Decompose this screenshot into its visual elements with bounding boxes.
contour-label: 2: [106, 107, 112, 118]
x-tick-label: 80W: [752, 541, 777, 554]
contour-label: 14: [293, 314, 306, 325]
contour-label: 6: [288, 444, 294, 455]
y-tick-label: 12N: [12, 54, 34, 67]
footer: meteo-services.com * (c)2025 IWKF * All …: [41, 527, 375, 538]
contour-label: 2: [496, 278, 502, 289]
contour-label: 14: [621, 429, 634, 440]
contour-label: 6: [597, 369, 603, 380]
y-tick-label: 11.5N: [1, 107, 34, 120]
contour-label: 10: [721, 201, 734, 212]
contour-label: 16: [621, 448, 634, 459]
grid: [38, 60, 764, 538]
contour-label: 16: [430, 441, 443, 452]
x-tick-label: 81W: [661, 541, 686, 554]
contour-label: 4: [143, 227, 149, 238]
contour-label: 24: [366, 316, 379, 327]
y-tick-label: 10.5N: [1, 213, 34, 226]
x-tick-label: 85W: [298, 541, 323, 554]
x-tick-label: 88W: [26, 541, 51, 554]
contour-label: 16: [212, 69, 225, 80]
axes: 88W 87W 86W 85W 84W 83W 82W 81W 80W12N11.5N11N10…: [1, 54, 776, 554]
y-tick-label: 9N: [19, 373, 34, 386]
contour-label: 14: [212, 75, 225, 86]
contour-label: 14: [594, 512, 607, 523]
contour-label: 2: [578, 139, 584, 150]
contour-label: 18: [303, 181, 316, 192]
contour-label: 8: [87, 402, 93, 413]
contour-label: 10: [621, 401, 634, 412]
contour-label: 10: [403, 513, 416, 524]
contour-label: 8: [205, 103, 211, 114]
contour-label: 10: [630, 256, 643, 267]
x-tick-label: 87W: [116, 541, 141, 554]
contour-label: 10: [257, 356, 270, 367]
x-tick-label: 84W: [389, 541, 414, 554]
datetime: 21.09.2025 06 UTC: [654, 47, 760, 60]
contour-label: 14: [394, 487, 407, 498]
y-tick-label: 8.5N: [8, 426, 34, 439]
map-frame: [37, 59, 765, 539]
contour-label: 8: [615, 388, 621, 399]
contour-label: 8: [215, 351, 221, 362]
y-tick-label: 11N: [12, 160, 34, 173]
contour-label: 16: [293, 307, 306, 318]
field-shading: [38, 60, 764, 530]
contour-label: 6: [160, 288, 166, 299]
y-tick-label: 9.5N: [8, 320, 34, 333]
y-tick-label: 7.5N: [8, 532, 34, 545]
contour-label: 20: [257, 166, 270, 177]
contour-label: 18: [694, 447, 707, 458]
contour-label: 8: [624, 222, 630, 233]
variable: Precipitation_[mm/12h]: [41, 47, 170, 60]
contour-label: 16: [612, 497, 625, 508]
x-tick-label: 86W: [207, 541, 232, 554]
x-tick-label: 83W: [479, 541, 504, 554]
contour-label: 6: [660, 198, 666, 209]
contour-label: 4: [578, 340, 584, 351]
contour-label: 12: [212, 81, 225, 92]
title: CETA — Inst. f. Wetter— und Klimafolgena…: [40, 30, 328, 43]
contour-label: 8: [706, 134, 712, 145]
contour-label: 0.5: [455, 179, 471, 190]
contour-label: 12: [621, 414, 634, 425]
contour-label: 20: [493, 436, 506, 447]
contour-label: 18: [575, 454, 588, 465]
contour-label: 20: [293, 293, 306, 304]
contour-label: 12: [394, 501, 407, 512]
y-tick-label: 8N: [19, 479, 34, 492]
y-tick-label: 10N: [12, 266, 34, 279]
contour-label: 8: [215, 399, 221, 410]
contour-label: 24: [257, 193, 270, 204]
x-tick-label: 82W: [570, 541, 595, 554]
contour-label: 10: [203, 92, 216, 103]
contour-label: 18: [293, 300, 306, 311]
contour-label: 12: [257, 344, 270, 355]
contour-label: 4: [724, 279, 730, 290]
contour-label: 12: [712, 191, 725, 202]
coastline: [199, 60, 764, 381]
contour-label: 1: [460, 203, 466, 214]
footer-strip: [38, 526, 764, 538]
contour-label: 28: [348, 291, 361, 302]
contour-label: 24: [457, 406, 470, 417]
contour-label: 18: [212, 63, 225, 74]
------------------------------
▸ YOUR TASK:
Can you rewrite all of the data above, replacing every "contour-label" with "isoline-label" and changing nothing else?

▸ RESULT:
Decompose this screenshot into its visual elements with bounding boxes.
isoline-label: 2: [106, 107, 112, 118]
x-tick-label: 80W: [752, 541, 777, 554]
isoline-label: 14: [293, 314, 306, 325]
isoline-label: 6: [288, 444, 294, 455]
y-tick-label: 12N: [12, 54, 34, 67]
footer: meteo-services.com * (c)2025 IWKF * All …: [41, 527, 375, 538]
isoline-label: 2: [496, 278, 502, 289]
isoline-label: 14: [621, 429, 634, 440]
isoline-label: 6: [597, 369, 603, 380]
y-tick-label: 11.5N: [1, 107, 34, 120]
isoline-label: 10: [721, 201, 734, 212]
isoline-label: 16: [621, 448, 634, 459]
grid: [38, 60, 764, 538]
isoline-label: 16: [430, 441, 443, 452]
x-tick-label: 81W: [661, 541, 686, 554]
isoline-label: 4: [143, 227, 149, 238]
isoline-label: 24: [366, 316, 379, 327]
y-tick-label: 10.5N: [1, 213, 34, 226]
x-tick-label: 85W: [298, 541, 323, 554]
x-tick-label: 88W: [26, 541, 51, 554]
isoline-label: 16: [212, 69, 225, 80]
axes: 88W 87W 86W 85W 84W 83W 82W 81W 80W12N11.5N11N10…: [1, 54, 776, 554]
y-tick-label: 9N: [19, 373, 34, 386]
isoline-label: 14: [212, 75, 225, 86]
isoline-label: 14: [594, 512, 607, 523]
isoline-label: 2: [578, 139, 584, 150]
isoline-label: 18: [303, 181, 316, 192]
isoline-label: 8: [87, 402, 93, 413]
isoline-label: 10: [621, 401, 634, 412]
isoline-label: 10: [403, 513, 416, 524]
isoline-label: 8: [205, 103, 211, 114]
isoline-label: 10: [630, 256, 643, 267]
x-tick-label: 87W: [116, 541, 141, 554]
isoline-label: 10: [257, 356, 270, 367]
x-tick-label: 84W: [389, 541, 414, 554]
datetime: 21.09.2025 06 UTC: [654, 47, 760, 60]
isoline-label: 14: [394, 487, 407, 498]
y-tick-label: 8.5N: [8, 426, 34, 439]
map-frame: [37, 59, 765, 539]
isoline-label: 8: [615, 388, 621, 399]
isoline-label: 8: [215, 351, 221, 362]
y-tick-label: 11N: [12, 160, 34, 173]
isoline-label: 16: [293, 307, 306, 318]
field-shading: [38, 60, 764, 530]
isoline-label: 6: [160, 288, 166, 299]
y-tick-label: 9.5N: [8, 320, 34, 333]
y-tick-label: 7.5N: [8, 532, 34, 545]
isoline-label: 20: [257, 166, 270, 177]
isoline-label: 18: [694, 447, 707, 458]
isoline-label: 8: [624, 222, 630, 233]
variable: Precipitation_[mm/12h]: [41, 47, 170, 60]
isoline-label: 16: [612, 497, 625, 508]
x-tick-label: 86W: [207, 541, 232, 554]
x-tick-label: 83W: [479, 541, 504, 554]
isoline-label: 6: [660, 198, 666, 209]
isoline-label: 4: [578, 340, 584, 351]
isoline-label: 12: [212, 81, 225, 92]
title: CETA — Inst. f. Wetter— und Klimafolgena…: [40, 30, 328, 43]
isoline-label: 8: [706, 134, 712, 145]
isoline-label: 0.5: [455, 179, 471, 190]
isoline-label: 12: [621, 414, 634, 425]
isoline-label: 20: [493, 436, 506, 447]
isoline-label: 18: [575, 454, 588, 465]
isoline-label: 20: [293, 293, 306, 304]
isoline-label: 12: [394, 501, 407, 512]
y-tick-label: 8N: [19, 479, 34, 492]
y-tick-label: 10N: [12, 266, 34, 279]
isoline-label: 8: [215, 399, 221, 410]
isoline-label: 24: [257, 193, 270, 204]
x-tick-label: 82W: [570, 541, 595, 554]
isoline-label: 10: [203, 92, 216, 103]
isoline-label: 18: [293, 300, 306, 311]
isoline-label: 12: [257, 344, 270, 355]
isoline-label: 4: [724, 279, 730, 290]
isoline-label: 12: [712, 191, 725, 202]
coastline: [199, 60, 764, 381]
isoline-label: 1: [460, 203, 466, 214]
footer-strip: [38, 526, 764, 538]
isoline-label: 28: [348, 291, 361, 302]
isoline-label: 24: [457, 406, 470, 417]
isoline-label: 18: [212, 63, 225, 74]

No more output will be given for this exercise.